[What you have to do] Pictures in the records should not be copied, but every other part must be repeated exactly.

[Entries shown]
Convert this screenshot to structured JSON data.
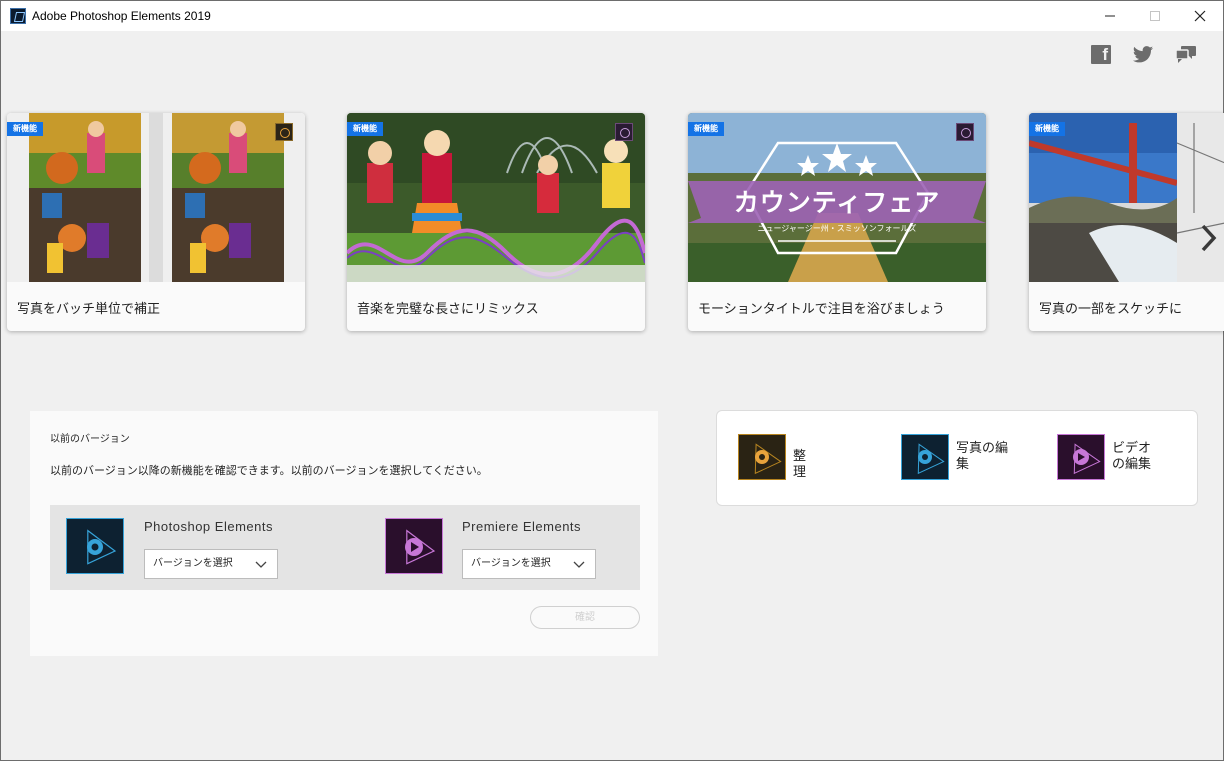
{
  "window": {
    "title": "Adobe Photoshop Elements 2019",
    "minimize_icon": "minimize-icon",
    "maximize_icon": "maximize-icon",
    "close_icon": "close-icon"
  },
  "social": {
    "icons": [
      "facebook-icon",
      "twitter-icon",
      "feedback-icon"
    ]
  },
  "carousel": {
    "prev_icon": "chevron-left-icon",
    "next_icon": "chevron-right-icon",
    "cards": [
      {
        "badge": "新機能",
        "caption": "写真をバッチ単位で補正",
        "product": "organizer"
      },
      {
        "badge": "新機能",
        "caption": "音楽を完璧な長さにリミックス",
        "product": "premiere"
      },
      {
        "badge": "新機能",
        "caption": "モーションタイトルで注目を浴びましょう",
        "product": "premiere",
        "image_title": "カウンティフェア",
        "image_subtitle": "ニュージャージー州・スミッソンフォールズ"
      },
      {
        "badge": "新機能",
        "caption": "写真の一部をスケッチに",
        "product": "photoshop"
      }
    ]
  },
  "previous_version": {
    "title": "以前のバージョン",
    "description": "以前のバージョン以降の新機能を確認できます。以前のバージョンを選択してください。",
    "photoshop": {
      "name": "Photoshop Elements",
      "select_value": "バージョンを選択"
    },
    "premiere": {
      "name": "Premiere Elements",
      "select_value": "バージョンを選択"
    },
    "ok_label": "確認"
  },
  "launcher": {
    "organizer_label": "整理",
    "photo_edit_label": "写真の編集",
    "video_edit_label": "ビデオの編集"
  },
  "colors": {
    "badge": "#1473e6",
    "photoshop_accent": "#36a3d9",
    "premiere_accent": "#c777d7",
    "organizer_accent": "#e8a33c"
  }
}
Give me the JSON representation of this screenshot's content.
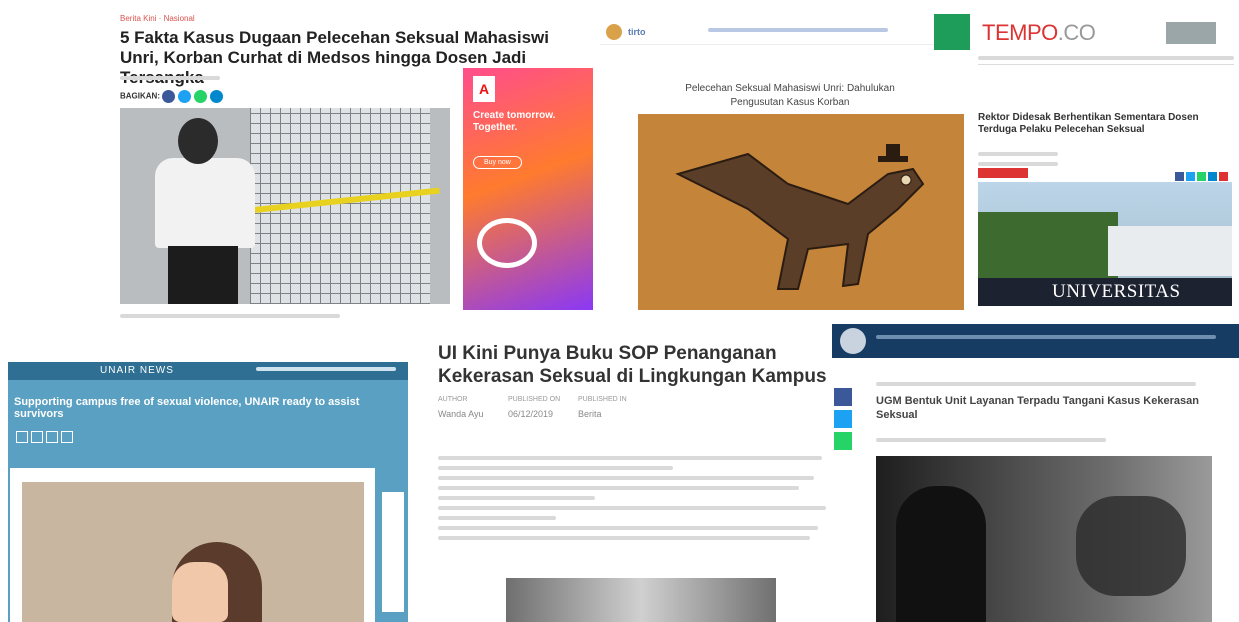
{
  "panel1": {
    "category": "Berita Kini · Nasional",
    "title": "5 Fakta Kasus Dugaan Pelecehan Seksual Mahasiswi Unri, Korban Curhat di Medsos hingga Dosen Jadi Tersangka",
    "share_label": "BAGIKAN:",
    "share_colors": [
      "#3b5998",
      "#1da1f2",
      "#25d366",
      "#0088cc"
    ],
    "ad": {
      "logo": "A",
      "title": "Create tomorrow. Together.",
      "button": "Buy now"
    }
  },
  "panel2": {
    "site": "tirto",
    "headline": "Pelecehan Seksual Mahasiswi Unri: Dahulukan Pengusutan Kasus Korban"
  },
  "panel3": {
    "logo_main": "TEMPO",
    "logo_suffix": ".CO",
    "title": "Rektor Didesak Berhentikan Sementara Dosen Terduga Pelaku Pelecehan Seksual",
    "banner": "UNIVERSITAS RIAU",
    "share_colors": [
      "#3b5998",
      "#1da1f2",
      "#25d366",
      "#0088cc",
      "#d33"
    ]
  },
  "panel4": {
    "brand": "UNAIR NEWS",
    "title": "Supporting campus free of sexual violence, UNAIR ready to assist survivors"
  },
  "panel5": {
    "title": "UI Kini Punya Buku SOP Penanganan Kekerasan Seksual di Lingkungan Kampus",
    "labels": [
      "AUTHOR",
      "PUBLISHED ON",
      "PUBLISHED IN"
    ],
    "values": [
      "Wanda Ayu",
      "06/12/2019",
      "Berita"
    ]
  },
  "panel6": {
    "title": "UGM Bentuk Unit Layanan Terpadu Tangani Kasus Kekerasan Seksual",
    "social_colors": [
      "#3b5998",
      "#1da1f2",
      "#25d366"
    ]
  }
}
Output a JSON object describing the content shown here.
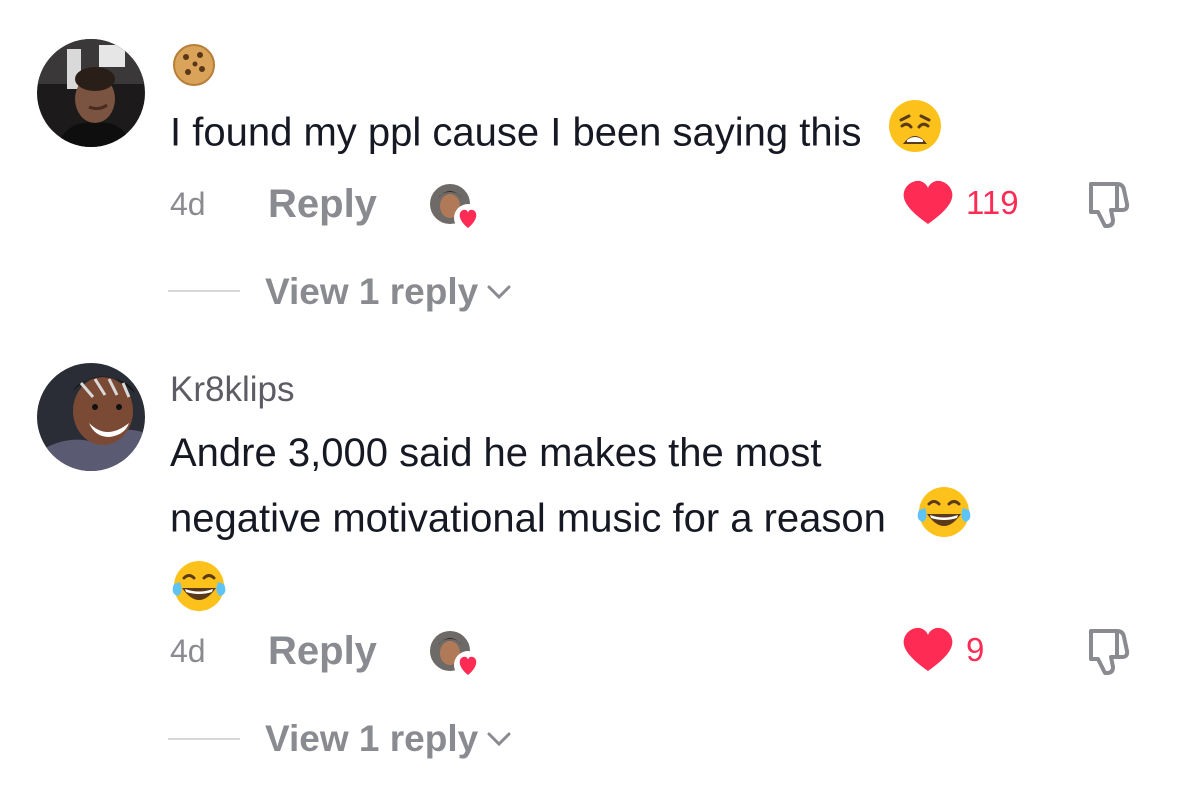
{
  "comments": [
    {
      "username": "",
      "text": "I found my ppl cause I been saying this",
      "time": "4d",
      "reply_label": "Reply",
      "likes": "119",
      "view_replies": "View 1 reply"
    },
    {
      "username": "Kr8klips",
      "text_line1": "Andre 3,000 said he makes the most",
      "text_line2": "negative motivational music for a reason",
      "time": "4d",
      "reply_label": "Reply",
      "likes": "9",
      "view_replies": "View 1 reply"
    }
  ],
  "colors": {
    "like": "#fe2c55",
    "muted": "#8a8b91",
    "text": "#161823"
  },
  "icons": [
    "cookie-icon",
    "weary-face-icon",
    "tears-of-joy-icon",
    "heart-icon",
    "dislike-icon",
    "chevron-down-icon"
  ]
}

[Written response]
Convert this screenshot to structured JSON data.
{
  "window": {
    "title": "Adobe Photoshop Elements 2019",
    "minimize_icon": "minimize-icon",
    "maximize_icon": "maximize-icon",
    "close_icon": "close-icon"
  },
  "social": {
    "icons": [
      "facebook-icon",
      "twitter-icon",
      "feedback-icon"
    ]
  },
  "carousel": {
    "prev_icon": "chevron-left-icon",
    "next_icon": "chevron-right-icon",
    "cards": [
      {
        "badge": "新機能",
        "caption": "写真をバッチ単位で補正",
        "product": "organizer"
      },
      {
        "badge": "新機能",
        "caption": "音楽を完璧な長さにリミックス",
        "product": "premiere"
      },
      {
        "badge": "新機能",
        "caption": "モーションタイトルで注目を浴びましょう",
        "product": "premiere",
        "image_title": "カウンティフェア",
        "image_subtitle": "ニュージャージー州・スミッソンフォールズ"
      },
      {
        "badge": "新機能",
        "caption": "写真の一部をスケッチに",
        "product": "photoshop"
      }
    ]
  },
  "previous_version": {
    "title": "以前のバージョン",
    "description": "以前のバージョン以降の新機能を確認できます。以前のバージョンを選択してください。",
    "photoshop": {
      "name": "Photoshop Elements",
      "select_value": "バージョンを選択"
    },
    "premiere": {
      "name": "Premiere Elements",
      "select_value": "バージョンを選択"
    },
    "ok_label": "確認"
  },
  "launcher": {
    "organizer_label": "整理",
    "photo_edit_label": "写真の編集",
    "video_edit_label": "ビデオの編集"
  },
  "colors": {
    "badge": "#1473e6",
    "photoshop_accent": "#36a3d9",
    "premiere_accent": "#c777d7",
    "organizer_accent": "#e8a33c"
  }
}
Give me the JSON representation of this screenshot's content.
{
  "panel1": {
    "category": "Berita Kini · Nasional",
    "title": "5 Fakta Kasus Dugaan Pelecehan Seksual Mahasiswi Unri, Korban Curhat di Medsos hingga Dosen Jadi Tersangka",
    "share_label": "BAGIKAN:",
    "share_colors": [
      "#3b5998",
      "#1da1f2",
      "#25d366",
      "#0088cc"
    ],
    "ad": {
      "logo": "A",
      "title": "Create tomorrow. Together.",
      "button": "Buy now"
    }
  },
  "panel2": {
    "site": "tirto",
    "headline": "Pelecehan Seksual Mahasiswi Unri: Dahulukan Pengusutan Kasus Korban"
  },
  "panel3": {
    "logo_main": "TEMPO",
    "logo_suffix": ".CO",
    "title": "Rektor Didesak Berhentikan Sementara Dosen Terduga Pelaku Pelecehan Seksual",
    "banner": "UNIVERSITAS RIAU",
    "share_colors": [
      "#3b5998",
      "#1da1f2",
      "#25d366",
      "#0088cc",
      "#d33"
    ]
  },
  "panel4": {
    "brand": "UNAIR NEWS",
    "title": "Supporting campus free of sexual violence, UNAIR ready to assist survivors"
  },
  "panel5": {
    "title": "UI Kini Punya Buku SOP Penanganan Kekerasan Seksual di Lingkungan Kampus",
    "labels": [
      "AUTHOR",
      "PUBLISHED ON",
      "PUBLISHED IN"
    ],
    "values": [
      "Wanda Ayu",
      "06/12/2019",
      "Berita"
    ]
  },
  "panel6": {
    "title": "UGM Bentuk Unit Layanan Terpadu Tangani Kasus Kekerasan Seksual",
    "social_colors": [
      "#3b5998",
      "#1da1f2",
      "#25d366"
    ]
  }
}
Output a JSON object describing the content shown here.
{
  "comments": [
    {
      "username": "",
      "text": "I found my ppl cause I been saying this",
      "time": "4d",
      "reply_label": "Reply",
      "likes": "119",
      "view_replies": "View 1 reply"
    },
    {
      "username": "Kr8klips",
      "text_line1": "Andre 3,000 said he makes the most",
      "text_line2": "negative motivational music for a reason",
      "time": "4d",
      "reply_label": "Reply",
      "likes": "9",
      "view_replies": "View 1 reply"
    }
  ],
  "colors": {
    "like": "#fe2c55",
    "muted": "#8a8b91",
    "text": "#161823"
  },
  "icons": [
    "cookie-icon",
    "weary-face-icon",
    "tears-of-joy-icon",
    "heart-icon",
    "dislike-icon",
    "chevron-down-icon"
  ]
}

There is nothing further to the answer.